Your task is to copy each line that has the word "http".

......

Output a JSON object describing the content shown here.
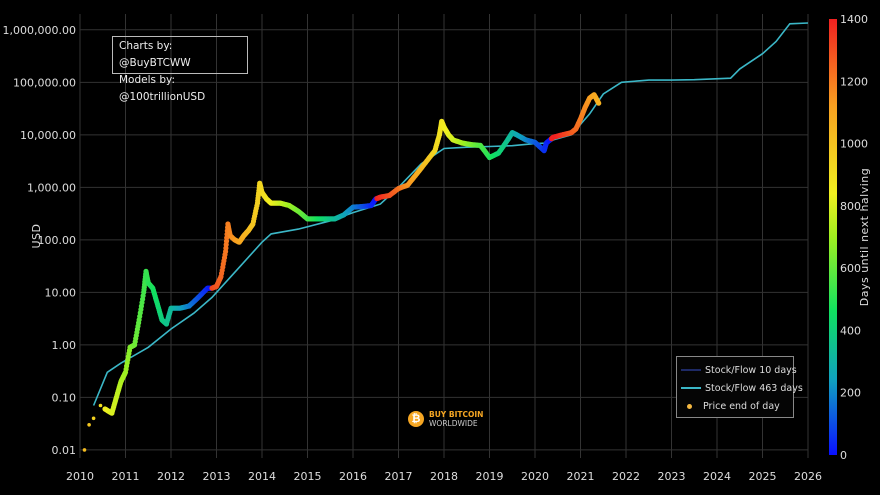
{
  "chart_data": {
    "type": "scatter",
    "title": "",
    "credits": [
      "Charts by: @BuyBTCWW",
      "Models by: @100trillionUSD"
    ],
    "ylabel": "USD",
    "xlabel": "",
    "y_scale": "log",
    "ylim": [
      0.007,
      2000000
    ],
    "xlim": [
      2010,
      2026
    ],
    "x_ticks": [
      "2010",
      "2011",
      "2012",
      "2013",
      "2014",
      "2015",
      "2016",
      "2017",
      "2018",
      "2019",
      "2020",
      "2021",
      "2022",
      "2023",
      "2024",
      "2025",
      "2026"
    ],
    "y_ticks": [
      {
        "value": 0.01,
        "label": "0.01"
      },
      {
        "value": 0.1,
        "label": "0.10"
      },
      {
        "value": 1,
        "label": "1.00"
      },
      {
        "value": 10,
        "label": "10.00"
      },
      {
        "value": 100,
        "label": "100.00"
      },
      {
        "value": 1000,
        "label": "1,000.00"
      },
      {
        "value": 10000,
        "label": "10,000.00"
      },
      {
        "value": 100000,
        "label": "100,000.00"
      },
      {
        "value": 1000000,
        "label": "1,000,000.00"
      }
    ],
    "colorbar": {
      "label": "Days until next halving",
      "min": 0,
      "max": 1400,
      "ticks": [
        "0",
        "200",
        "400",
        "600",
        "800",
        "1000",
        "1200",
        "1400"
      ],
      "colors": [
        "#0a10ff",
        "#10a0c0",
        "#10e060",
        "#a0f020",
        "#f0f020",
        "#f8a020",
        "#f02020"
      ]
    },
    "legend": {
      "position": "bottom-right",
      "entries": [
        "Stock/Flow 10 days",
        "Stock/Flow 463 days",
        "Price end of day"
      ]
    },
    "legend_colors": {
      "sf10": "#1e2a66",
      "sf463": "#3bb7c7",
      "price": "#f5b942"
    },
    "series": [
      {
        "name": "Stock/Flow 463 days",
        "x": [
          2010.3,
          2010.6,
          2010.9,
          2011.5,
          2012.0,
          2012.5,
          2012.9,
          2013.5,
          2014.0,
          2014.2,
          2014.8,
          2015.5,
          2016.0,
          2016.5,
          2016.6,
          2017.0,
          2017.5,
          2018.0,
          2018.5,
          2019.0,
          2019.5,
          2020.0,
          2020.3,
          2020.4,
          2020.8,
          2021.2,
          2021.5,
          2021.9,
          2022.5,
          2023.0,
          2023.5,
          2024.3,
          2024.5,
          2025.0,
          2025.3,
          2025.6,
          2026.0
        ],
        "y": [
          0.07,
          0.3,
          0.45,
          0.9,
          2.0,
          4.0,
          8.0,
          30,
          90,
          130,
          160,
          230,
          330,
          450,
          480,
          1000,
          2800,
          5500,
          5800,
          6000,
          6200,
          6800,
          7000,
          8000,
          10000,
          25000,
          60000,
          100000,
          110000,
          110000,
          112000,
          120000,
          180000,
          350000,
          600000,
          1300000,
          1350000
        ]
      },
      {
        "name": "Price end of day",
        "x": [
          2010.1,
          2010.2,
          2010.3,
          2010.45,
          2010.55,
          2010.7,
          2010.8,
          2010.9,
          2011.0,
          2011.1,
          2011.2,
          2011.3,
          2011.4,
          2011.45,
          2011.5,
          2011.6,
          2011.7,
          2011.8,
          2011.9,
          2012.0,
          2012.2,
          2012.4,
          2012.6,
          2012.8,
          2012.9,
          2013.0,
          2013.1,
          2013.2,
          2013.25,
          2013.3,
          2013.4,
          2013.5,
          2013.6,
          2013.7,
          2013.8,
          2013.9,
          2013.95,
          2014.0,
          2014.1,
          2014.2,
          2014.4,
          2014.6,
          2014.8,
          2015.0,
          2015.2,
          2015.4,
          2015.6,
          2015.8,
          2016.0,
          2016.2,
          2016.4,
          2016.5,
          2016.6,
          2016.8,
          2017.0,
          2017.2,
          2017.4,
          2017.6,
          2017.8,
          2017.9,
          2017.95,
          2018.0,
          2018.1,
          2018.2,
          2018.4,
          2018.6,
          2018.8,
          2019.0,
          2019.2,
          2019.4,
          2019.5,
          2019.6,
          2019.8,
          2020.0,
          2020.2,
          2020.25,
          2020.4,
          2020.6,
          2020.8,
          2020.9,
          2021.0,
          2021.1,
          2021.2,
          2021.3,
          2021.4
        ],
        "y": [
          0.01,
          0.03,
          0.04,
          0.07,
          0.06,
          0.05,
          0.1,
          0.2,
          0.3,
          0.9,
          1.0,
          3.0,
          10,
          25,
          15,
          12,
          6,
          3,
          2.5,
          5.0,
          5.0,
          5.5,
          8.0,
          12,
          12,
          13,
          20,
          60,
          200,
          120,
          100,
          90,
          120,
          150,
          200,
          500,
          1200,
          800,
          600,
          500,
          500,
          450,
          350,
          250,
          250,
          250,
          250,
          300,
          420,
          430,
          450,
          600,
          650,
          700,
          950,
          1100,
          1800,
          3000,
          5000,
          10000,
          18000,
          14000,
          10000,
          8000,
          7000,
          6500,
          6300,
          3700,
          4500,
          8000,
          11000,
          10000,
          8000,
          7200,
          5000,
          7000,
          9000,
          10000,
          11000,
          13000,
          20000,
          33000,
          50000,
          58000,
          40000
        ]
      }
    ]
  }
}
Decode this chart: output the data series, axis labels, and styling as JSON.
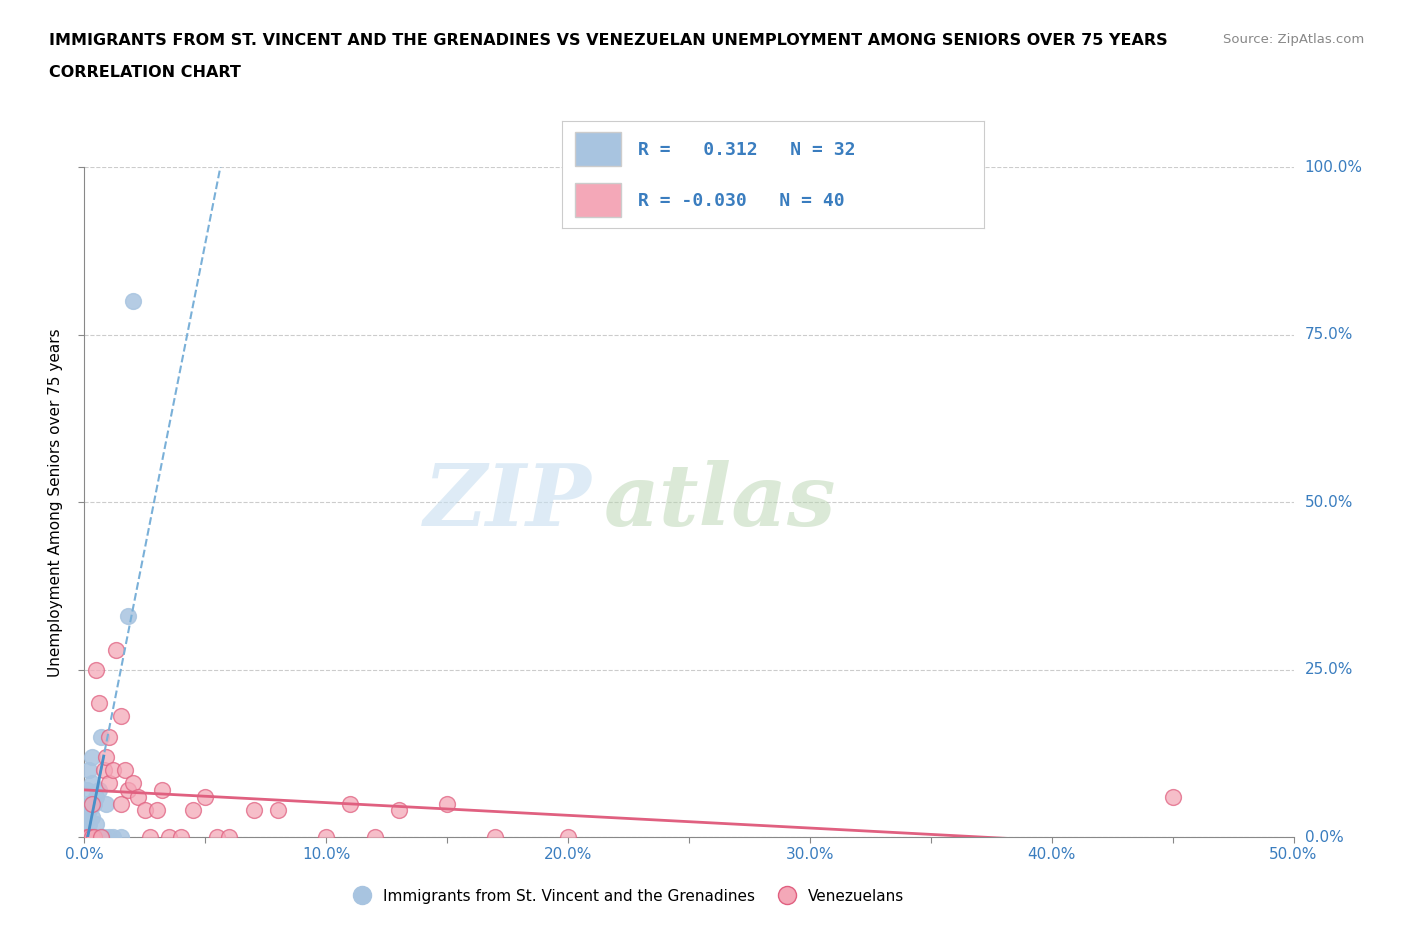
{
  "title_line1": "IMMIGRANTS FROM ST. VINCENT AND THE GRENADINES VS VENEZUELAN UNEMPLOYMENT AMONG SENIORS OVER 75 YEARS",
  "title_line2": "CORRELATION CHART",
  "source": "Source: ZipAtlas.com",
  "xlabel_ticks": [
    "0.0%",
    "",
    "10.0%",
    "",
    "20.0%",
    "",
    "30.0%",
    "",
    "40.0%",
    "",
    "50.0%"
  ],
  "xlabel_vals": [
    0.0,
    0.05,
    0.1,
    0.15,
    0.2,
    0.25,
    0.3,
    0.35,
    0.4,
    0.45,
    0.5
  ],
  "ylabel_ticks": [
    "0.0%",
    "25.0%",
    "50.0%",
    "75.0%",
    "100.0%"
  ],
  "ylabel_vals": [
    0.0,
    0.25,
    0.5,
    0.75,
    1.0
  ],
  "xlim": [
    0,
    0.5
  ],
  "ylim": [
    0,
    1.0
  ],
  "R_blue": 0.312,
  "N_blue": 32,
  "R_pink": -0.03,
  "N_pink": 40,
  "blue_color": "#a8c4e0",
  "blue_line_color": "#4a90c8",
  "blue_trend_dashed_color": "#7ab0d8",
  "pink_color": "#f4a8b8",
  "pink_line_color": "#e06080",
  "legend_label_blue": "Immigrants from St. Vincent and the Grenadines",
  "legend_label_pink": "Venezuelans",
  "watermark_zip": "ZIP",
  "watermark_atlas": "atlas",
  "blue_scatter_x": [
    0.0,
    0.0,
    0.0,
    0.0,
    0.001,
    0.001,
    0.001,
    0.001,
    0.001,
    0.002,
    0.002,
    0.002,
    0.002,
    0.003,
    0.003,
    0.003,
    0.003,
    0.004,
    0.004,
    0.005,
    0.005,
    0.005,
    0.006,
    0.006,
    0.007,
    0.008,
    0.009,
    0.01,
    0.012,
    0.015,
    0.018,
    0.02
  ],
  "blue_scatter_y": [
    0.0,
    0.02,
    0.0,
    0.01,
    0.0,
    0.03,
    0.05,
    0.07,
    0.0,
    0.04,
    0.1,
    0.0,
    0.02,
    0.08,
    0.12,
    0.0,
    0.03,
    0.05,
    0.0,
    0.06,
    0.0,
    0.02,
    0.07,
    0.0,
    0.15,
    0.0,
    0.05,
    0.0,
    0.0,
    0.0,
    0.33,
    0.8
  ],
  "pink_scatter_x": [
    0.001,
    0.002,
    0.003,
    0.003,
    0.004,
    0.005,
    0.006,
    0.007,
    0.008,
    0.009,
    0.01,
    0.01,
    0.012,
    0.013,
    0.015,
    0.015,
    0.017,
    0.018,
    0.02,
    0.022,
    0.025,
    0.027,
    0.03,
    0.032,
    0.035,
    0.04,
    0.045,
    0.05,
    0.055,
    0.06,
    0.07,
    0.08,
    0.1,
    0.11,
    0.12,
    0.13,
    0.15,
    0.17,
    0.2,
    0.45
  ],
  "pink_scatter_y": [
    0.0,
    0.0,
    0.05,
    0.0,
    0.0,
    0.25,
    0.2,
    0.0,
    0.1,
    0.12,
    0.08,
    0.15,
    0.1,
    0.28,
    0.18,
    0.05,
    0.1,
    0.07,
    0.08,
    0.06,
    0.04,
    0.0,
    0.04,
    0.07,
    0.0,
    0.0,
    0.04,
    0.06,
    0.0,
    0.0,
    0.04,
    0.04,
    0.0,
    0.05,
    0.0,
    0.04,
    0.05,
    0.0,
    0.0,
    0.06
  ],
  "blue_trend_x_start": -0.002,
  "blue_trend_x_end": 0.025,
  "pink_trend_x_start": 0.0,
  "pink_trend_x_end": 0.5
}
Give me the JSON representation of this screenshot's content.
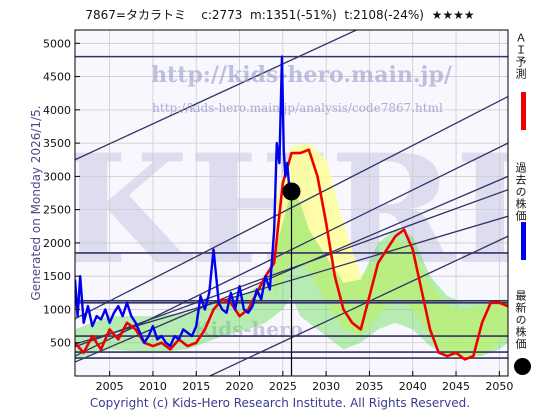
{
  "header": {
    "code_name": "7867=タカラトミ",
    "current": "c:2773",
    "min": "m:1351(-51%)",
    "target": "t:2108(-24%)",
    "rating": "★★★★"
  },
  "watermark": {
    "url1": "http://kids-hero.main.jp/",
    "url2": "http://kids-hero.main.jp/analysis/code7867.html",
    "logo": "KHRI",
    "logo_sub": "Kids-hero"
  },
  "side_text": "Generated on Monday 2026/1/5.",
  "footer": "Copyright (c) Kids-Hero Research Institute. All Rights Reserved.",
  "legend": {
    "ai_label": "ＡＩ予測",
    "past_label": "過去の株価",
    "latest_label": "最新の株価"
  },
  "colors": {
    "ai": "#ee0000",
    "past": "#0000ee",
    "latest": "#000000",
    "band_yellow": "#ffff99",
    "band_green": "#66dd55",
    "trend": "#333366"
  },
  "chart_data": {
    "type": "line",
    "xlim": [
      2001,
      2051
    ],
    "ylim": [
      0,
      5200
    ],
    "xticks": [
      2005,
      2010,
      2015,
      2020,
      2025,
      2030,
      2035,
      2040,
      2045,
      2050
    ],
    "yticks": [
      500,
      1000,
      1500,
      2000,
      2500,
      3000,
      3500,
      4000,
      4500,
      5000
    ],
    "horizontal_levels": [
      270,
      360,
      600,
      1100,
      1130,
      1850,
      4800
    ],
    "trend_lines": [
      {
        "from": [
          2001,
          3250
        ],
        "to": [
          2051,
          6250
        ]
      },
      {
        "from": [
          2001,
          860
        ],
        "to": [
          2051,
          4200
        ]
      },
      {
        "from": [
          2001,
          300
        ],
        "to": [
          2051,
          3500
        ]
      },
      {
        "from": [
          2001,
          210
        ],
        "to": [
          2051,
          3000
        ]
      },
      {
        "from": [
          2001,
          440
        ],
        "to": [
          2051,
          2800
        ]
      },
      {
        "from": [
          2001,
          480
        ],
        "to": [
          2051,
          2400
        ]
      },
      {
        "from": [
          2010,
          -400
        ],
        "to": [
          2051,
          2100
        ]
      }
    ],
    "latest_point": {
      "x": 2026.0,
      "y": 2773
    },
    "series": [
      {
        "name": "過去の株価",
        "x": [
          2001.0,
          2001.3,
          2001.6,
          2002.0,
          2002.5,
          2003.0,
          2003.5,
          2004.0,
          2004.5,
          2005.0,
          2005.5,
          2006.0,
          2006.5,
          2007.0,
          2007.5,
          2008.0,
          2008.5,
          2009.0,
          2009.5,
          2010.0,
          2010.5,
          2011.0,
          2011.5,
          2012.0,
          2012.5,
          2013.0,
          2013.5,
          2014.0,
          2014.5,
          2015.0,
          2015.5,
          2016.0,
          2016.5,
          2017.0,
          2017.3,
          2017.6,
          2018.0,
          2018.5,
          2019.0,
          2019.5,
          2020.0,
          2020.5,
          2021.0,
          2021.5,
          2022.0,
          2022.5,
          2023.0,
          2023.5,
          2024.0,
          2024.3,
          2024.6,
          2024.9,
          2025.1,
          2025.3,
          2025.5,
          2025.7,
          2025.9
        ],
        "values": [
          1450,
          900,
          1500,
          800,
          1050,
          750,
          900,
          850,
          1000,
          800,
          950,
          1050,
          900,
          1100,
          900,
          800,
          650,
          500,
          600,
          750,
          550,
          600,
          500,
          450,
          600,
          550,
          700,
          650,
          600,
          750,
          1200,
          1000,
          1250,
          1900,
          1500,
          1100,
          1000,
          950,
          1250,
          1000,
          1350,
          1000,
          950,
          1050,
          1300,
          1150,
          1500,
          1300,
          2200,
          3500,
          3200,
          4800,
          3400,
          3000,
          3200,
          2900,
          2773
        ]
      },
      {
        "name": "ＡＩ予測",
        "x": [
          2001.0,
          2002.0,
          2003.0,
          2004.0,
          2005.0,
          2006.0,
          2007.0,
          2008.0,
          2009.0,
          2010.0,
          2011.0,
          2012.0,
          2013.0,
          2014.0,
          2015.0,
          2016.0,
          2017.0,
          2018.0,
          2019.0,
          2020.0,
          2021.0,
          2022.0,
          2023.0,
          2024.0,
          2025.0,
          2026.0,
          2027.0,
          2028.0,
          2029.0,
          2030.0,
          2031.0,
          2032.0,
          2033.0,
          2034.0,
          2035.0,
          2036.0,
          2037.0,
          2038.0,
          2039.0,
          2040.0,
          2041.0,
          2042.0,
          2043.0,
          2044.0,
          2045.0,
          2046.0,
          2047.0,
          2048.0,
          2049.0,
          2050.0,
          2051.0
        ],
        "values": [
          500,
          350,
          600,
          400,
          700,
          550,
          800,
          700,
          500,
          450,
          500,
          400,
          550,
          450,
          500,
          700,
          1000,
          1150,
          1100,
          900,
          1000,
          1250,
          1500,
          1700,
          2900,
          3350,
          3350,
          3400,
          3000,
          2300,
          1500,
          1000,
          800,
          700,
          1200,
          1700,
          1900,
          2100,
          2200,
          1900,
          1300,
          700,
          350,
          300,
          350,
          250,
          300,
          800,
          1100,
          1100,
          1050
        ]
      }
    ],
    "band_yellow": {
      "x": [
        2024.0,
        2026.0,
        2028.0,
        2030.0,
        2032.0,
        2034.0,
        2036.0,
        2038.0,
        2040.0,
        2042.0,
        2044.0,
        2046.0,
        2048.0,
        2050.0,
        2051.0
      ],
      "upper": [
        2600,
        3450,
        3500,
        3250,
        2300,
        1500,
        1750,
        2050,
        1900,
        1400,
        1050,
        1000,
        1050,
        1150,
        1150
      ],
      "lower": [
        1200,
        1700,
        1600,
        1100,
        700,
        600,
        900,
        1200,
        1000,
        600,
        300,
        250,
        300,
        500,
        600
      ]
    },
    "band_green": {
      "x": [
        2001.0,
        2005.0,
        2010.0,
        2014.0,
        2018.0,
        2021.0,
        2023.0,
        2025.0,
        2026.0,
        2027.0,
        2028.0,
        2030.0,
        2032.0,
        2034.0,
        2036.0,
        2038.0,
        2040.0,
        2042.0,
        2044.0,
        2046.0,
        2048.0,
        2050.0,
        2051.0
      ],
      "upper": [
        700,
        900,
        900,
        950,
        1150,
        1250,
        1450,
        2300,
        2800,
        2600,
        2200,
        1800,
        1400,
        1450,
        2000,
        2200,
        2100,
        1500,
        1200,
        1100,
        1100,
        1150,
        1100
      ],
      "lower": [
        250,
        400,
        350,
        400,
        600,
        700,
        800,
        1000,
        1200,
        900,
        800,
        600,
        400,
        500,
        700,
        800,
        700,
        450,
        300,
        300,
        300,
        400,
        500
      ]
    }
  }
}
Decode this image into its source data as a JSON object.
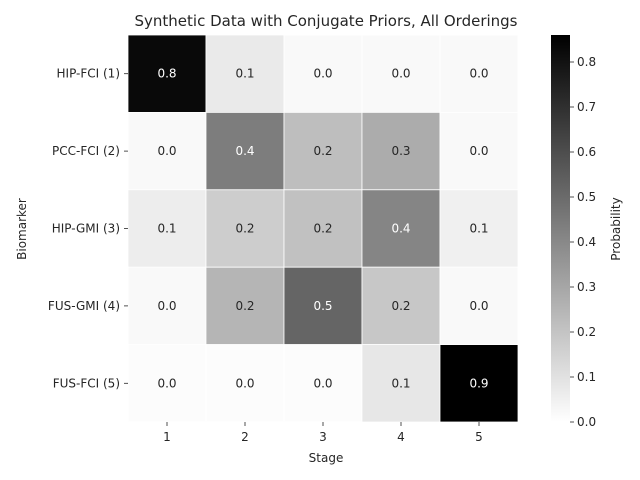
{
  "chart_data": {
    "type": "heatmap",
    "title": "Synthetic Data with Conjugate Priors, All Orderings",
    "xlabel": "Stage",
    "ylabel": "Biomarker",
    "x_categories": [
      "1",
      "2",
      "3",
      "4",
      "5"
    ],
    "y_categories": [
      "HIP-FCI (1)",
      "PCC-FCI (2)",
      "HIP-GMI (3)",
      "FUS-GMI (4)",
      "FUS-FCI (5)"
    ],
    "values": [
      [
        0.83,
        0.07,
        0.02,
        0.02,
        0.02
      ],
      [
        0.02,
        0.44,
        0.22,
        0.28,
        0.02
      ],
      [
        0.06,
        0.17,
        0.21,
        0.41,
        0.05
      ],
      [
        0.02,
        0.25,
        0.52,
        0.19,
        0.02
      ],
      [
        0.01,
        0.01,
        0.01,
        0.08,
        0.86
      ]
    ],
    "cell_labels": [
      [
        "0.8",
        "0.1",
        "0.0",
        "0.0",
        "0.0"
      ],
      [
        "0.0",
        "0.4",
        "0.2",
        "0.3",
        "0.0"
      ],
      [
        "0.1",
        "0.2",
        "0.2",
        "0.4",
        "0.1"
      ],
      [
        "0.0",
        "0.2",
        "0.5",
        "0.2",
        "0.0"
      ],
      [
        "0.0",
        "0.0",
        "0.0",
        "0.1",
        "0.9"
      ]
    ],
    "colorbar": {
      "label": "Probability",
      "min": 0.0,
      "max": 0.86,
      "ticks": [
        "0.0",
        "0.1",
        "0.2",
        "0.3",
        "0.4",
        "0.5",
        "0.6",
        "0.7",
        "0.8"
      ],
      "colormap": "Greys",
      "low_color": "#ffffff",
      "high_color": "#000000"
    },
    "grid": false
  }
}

......

Answer to the task:
    "url1": "http://kids-hero.main.jp/",
    "url2": "http://kids-hero.main.jp/analysis/code7867.html",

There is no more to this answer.